**Data excerpts**
◆ ◆ ◆ ◆ ◆ ◆ ◆

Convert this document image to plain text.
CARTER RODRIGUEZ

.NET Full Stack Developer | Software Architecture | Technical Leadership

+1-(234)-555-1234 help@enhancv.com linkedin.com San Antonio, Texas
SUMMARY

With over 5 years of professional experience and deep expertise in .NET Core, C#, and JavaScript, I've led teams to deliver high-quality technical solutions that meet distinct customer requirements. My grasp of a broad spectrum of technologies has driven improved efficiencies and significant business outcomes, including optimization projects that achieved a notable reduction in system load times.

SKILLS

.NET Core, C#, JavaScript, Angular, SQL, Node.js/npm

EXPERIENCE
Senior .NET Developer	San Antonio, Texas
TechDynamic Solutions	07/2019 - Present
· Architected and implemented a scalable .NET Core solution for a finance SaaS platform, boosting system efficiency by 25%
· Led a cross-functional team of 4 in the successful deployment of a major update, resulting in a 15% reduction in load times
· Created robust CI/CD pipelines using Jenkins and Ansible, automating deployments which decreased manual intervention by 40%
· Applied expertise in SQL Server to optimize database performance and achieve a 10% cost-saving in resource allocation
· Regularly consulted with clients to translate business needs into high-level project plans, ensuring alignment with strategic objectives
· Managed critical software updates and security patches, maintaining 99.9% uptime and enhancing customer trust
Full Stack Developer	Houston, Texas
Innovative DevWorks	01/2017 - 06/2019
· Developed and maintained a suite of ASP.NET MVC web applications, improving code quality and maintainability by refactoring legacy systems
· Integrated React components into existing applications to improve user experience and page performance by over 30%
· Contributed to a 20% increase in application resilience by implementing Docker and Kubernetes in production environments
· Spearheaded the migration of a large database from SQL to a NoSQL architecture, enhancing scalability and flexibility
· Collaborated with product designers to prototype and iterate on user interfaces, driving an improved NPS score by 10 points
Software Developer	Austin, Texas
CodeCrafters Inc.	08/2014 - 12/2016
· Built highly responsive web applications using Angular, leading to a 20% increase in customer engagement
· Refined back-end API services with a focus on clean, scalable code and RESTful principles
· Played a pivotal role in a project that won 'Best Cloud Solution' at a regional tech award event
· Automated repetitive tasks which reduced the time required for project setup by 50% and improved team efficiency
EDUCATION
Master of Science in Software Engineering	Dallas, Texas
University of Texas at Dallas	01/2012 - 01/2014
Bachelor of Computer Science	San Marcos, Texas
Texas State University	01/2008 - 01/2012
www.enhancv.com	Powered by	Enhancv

◆ ◆ ◆ ◆ ◆ ◆ ◆

**GIVEN REQUEST**
Each record above should be restated word for word.

**EXERCISE RESPONSE**
Convert this document image to plain text.
CARTER RODRIGUEZ

.NET Full Stack Developer | Software Architecture | Technical Leadership

+1-(234)-555-1234 help@enhancv.com linkedin.com San Antonio, Texas
SUMMARY

With over 5 years of professional experience and deep expertise in .NET Core, C#, and JavaScript, I've led teams to deliver high-quality technical solutions that meet distinct customer requirements. My grasp of a broad spectrum of technologies has driven improved efficiencies and significant business outcomes, including optimization projects that achieved a notable reduction in system load times.

SKILLS

.NET Core, C#, JavaScript, Angular, SQL, Node.js/npm

EXPERIENCE
Senior .NET Developer	San Antonio, Texas
TechDynamic Solutions	07/2019 - Present
· Architected and implemented a scalable .NET Core solution for a finance SaaS platform, boosting system efficiency by 25%
· Led a cross-functional team of 4 in the successful deployment of a major update, resulting in a 15% reduction in load times
· Created robust CI/CD pipelines using Jenkins and Ansible, automating deployments which decreased manual intervention by 40%
· Applied expertise in SQL Server to optimize database performance and achieve a 10% cost-saving in resource allocation
· Regularly consulted with clients to translate business needs into high-level project plans, ensuring alignment with strategic objectives
· Managed critical software updates and security patches, maintaining 99.9% uptime and enhancing customer trust
Full Stack Developer	Houston, Texas
Innovative DevWorks	01/2017 - 06/2019
· Developed and maintained a suite of ASP.NET MVC web applications, improving code quality and maintainability by refactoring legacy systems
· Integrated React components into existing applications to improve user experience and page performance by over 30%
· Contributed to a 20% increase in application resilience by implementing Docker and Kubernetes in production environments
· Spearheaded the migration of a large database from SQL to a NoSQL architecture, enhancing scalability and flexibility
· Collaborated with product designers to prototype and iterate on user interfaces, driving an improved NPS score by 10 points
Software Developer	Austin, Texas
CodeCrafters Inc.	08/2014 - 12/2016
· Built highly responsive web applications using Angular, leading to a 20% increase in customer engagement
· Refined back-end API services with a focus on clean, scalable code and RESTful principles
· Played a pivotal role in a project that won 'Best Cloud Solution' at a regional tech award event
· Automated repetitive tasks which reduced the time required for project setup by 50% and improved team efficiency
EDUCATION
Master of Science in Software Engineering	Dallas, Texas
University of Texas at Dallas	01/2012 - 01/2014
Bachelor of Computer Science	San Marcos, Texas
Texas State University	01/2008 - 01/2012
www.enhancv.com	Powered by	Enhancv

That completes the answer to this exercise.